AIM
Which lines below hold the word "this"? Report each one.
* begin DATA SECTION *
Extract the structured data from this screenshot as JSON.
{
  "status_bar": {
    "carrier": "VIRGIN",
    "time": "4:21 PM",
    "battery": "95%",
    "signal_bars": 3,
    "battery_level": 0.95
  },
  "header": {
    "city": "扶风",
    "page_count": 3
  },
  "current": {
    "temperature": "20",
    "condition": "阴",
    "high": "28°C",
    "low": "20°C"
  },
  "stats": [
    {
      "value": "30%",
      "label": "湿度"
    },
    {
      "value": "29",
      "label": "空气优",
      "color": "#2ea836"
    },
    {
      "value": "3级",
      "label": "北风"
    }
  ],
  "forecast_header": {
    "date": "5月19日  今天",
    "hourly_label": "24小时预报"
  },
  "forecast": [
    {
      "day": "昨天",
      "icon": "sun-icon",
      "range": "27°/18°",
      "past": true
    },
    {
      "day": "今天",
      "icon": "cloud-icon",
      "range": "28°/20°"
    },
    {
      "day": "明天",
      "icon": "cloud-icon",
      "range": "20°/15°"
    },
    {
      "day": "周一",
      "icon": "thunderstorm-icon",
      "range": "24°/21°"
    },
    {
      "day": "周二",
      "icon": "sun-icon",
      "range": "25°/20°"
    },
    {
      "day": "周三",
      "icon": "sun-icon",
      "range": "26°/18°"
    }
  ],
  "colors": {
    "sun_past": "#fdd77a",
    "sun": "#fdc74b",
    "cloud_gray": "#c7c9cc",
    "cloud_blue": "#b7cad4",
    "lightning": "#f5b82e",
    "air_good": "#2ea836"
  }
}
* end DATA SECTION *
* begin DATA SECTION *
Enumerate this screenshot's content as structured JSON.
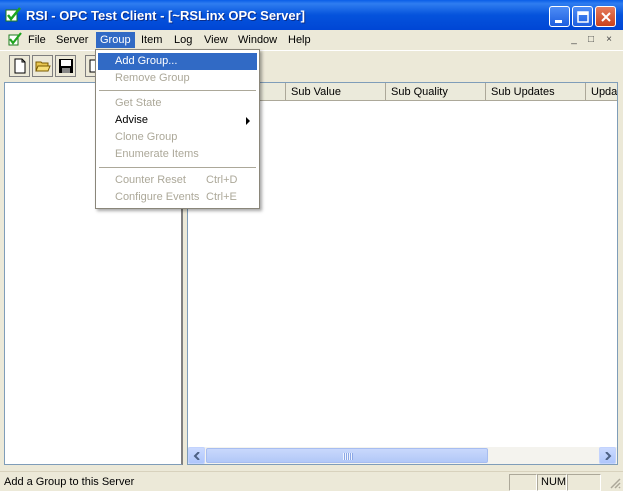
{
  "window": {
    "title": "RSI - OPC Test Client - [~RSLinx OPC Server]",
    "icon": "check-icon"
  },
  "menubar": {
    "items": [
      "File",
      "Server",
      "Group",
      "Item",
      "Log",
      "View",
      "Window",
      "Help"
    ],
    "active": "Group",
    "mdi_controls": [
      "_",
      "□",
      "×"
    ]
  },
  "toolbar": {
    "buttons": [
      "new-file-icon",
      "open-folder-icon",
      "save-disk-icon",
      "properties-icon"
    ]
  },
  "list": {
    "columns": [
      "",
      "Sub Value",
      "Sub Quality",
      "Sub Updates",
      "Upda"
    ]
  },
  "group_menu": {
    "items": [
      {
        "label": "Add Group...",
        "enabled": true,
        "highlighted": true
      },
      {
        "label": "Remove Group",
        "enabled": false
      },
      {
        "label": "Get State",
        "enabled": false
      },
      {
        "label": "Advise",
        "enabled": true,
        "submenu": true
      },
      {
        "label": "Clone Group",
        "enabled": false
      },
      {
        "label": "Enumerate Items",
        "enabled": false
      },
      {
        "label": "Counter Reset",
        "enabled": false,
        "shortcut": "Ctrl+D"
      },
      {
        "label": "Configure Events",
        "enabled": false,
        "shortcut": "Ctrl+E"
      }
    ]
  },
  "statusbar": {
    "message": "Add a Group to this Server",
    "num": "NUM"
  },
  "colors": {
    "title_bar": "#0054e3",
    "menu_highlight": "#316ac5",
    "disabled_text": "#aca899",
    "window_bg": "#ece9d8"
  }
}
* end DATA SECTION *
* begin DATA SECTION *
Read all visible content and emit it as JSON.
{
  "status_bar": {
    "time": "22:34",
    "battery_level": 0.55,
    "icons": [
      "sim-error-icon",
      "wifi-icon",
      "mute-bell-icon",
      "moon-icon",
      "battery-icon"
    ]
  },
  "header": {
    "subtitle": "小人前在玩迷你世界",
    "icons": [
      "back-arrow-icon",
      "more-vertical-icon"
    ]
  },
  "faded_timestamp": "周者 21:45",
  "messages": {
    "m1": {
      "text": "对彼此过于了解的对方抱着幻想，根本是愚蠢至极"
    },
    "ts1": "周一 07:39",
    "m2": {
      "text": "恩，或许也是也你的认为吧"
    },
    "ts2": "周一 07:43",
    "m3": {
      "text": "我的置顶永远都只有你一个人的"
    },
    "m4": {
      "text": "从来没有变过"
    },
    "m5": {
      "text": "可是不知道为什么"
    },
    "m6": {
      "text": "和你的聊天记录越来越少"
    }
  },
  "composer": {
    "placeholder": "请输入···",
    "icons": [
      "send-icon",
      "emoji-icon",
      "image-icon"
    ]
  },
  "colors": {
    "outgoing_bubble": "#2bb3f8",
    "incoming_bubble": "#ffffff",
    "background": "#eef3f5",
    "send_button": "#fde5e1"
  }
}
* end DATA SECTION *
SOLUTION BELOW
Extract the structured data from this screenshot as JSON.
Enumerate this screenshot's content as structured JSON.
    "message": "Add a Group to this Server",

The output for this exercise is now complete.